▶ _EXERCISE_:
Where does the string "text" appear? Copy every line of the entries below that holds it.

▶ _RECORDS SHOWN_:
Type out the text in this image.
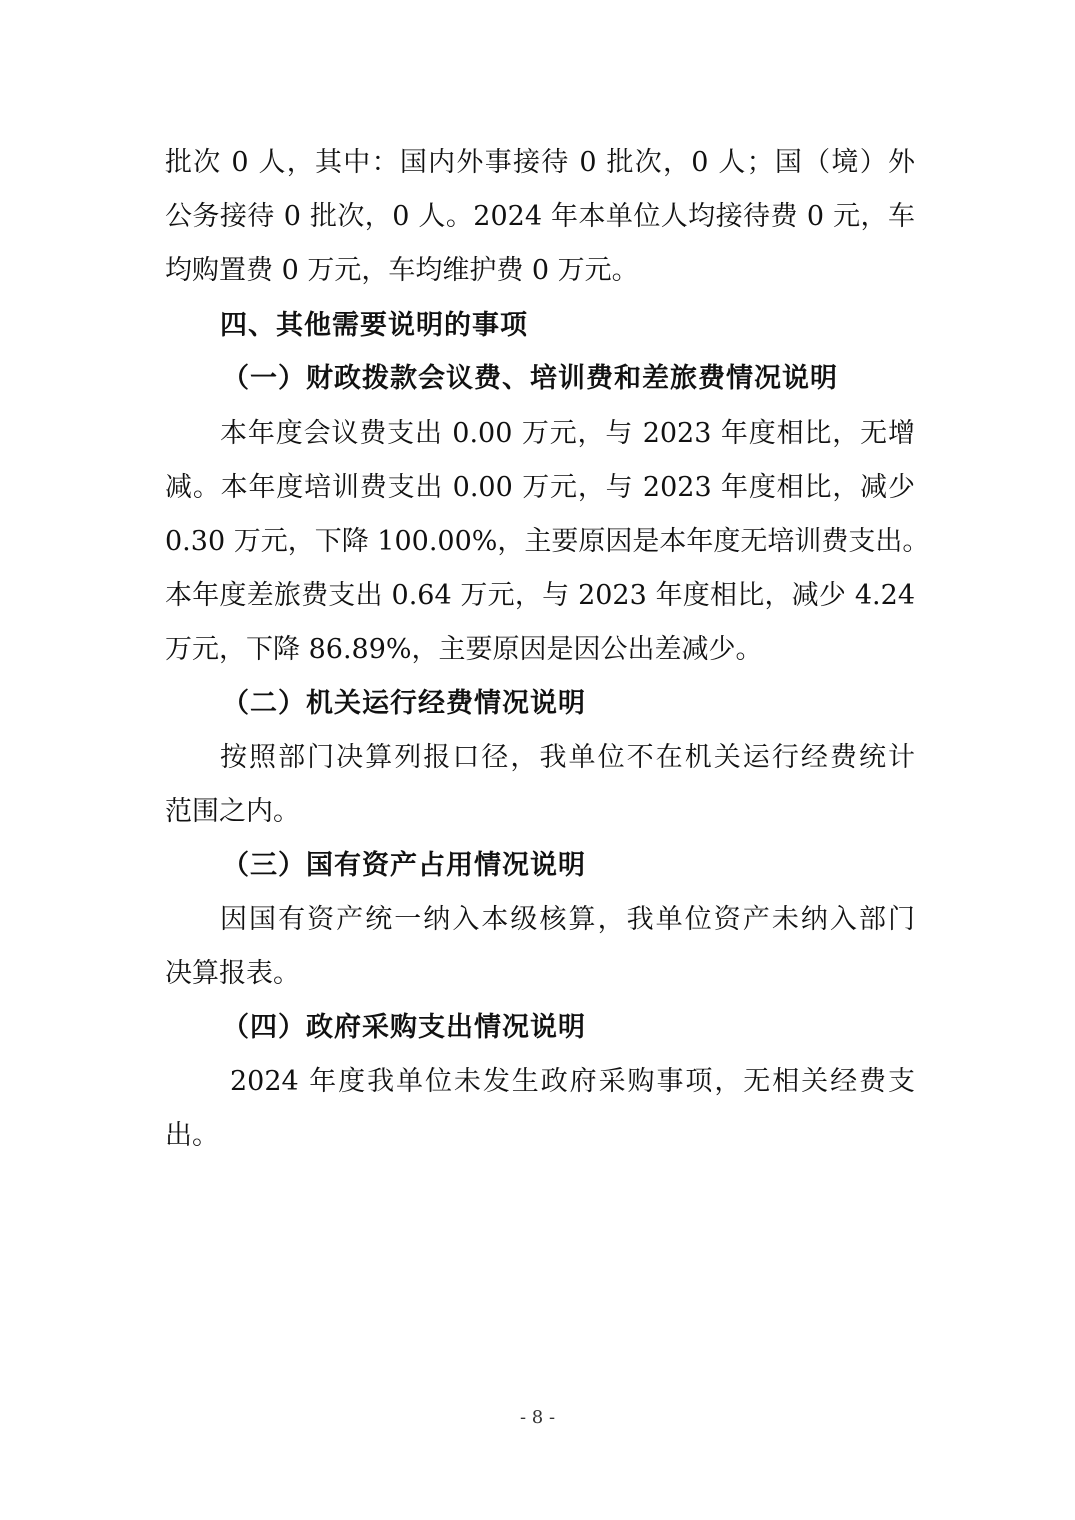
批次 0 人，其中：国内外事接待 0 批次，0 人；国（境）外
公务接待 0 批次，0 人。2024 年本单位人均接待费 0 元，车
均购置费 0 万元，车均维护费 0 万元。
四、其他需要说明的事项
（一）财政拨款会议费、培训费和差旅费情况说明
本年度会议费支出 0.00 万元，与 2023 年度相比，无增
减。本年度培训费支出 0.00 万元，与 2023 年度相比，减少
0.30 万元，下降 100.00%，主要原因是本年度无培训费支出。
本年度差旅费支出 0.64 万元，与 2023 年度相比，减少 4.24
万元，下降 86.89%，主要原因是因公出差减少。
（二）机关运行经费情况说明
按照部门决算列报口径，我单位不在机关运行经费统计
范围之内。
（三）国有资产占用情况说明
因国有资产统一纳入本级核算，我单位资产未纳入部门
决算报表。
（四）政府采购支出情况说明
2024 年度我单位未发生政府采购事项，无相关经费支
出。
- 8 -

---

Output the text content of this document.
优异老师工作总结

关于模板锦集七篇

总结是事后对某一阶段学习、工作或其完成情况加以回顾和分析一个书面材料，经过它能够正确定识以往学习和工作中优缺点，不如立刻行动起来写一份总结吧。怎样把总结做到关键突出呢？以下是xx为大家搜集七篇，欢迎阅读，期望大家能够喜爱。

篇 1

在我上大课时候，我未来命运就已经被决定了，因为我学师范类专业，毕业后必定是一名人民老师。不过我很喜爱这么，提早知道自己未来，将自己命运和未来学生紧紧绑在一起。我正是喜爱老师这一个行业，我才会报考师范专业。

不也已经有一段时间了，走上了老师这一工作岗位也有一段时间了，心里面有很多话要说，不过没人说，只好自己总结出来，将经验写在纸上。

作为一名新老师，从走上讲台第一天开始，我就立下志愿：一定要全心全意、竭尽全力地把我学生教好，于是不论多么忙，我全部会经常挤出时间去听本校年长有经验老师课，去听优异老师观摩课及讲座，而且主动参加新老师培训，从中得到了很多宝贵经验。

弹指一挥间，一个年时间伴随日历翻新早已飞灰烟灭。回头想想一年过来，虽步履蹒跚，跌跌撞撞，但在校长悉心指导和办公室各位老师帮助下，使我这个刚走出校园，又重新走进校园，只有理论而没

▶ _TASK OUTPUT_:
Type out the text in this image.
Output the text content of this document.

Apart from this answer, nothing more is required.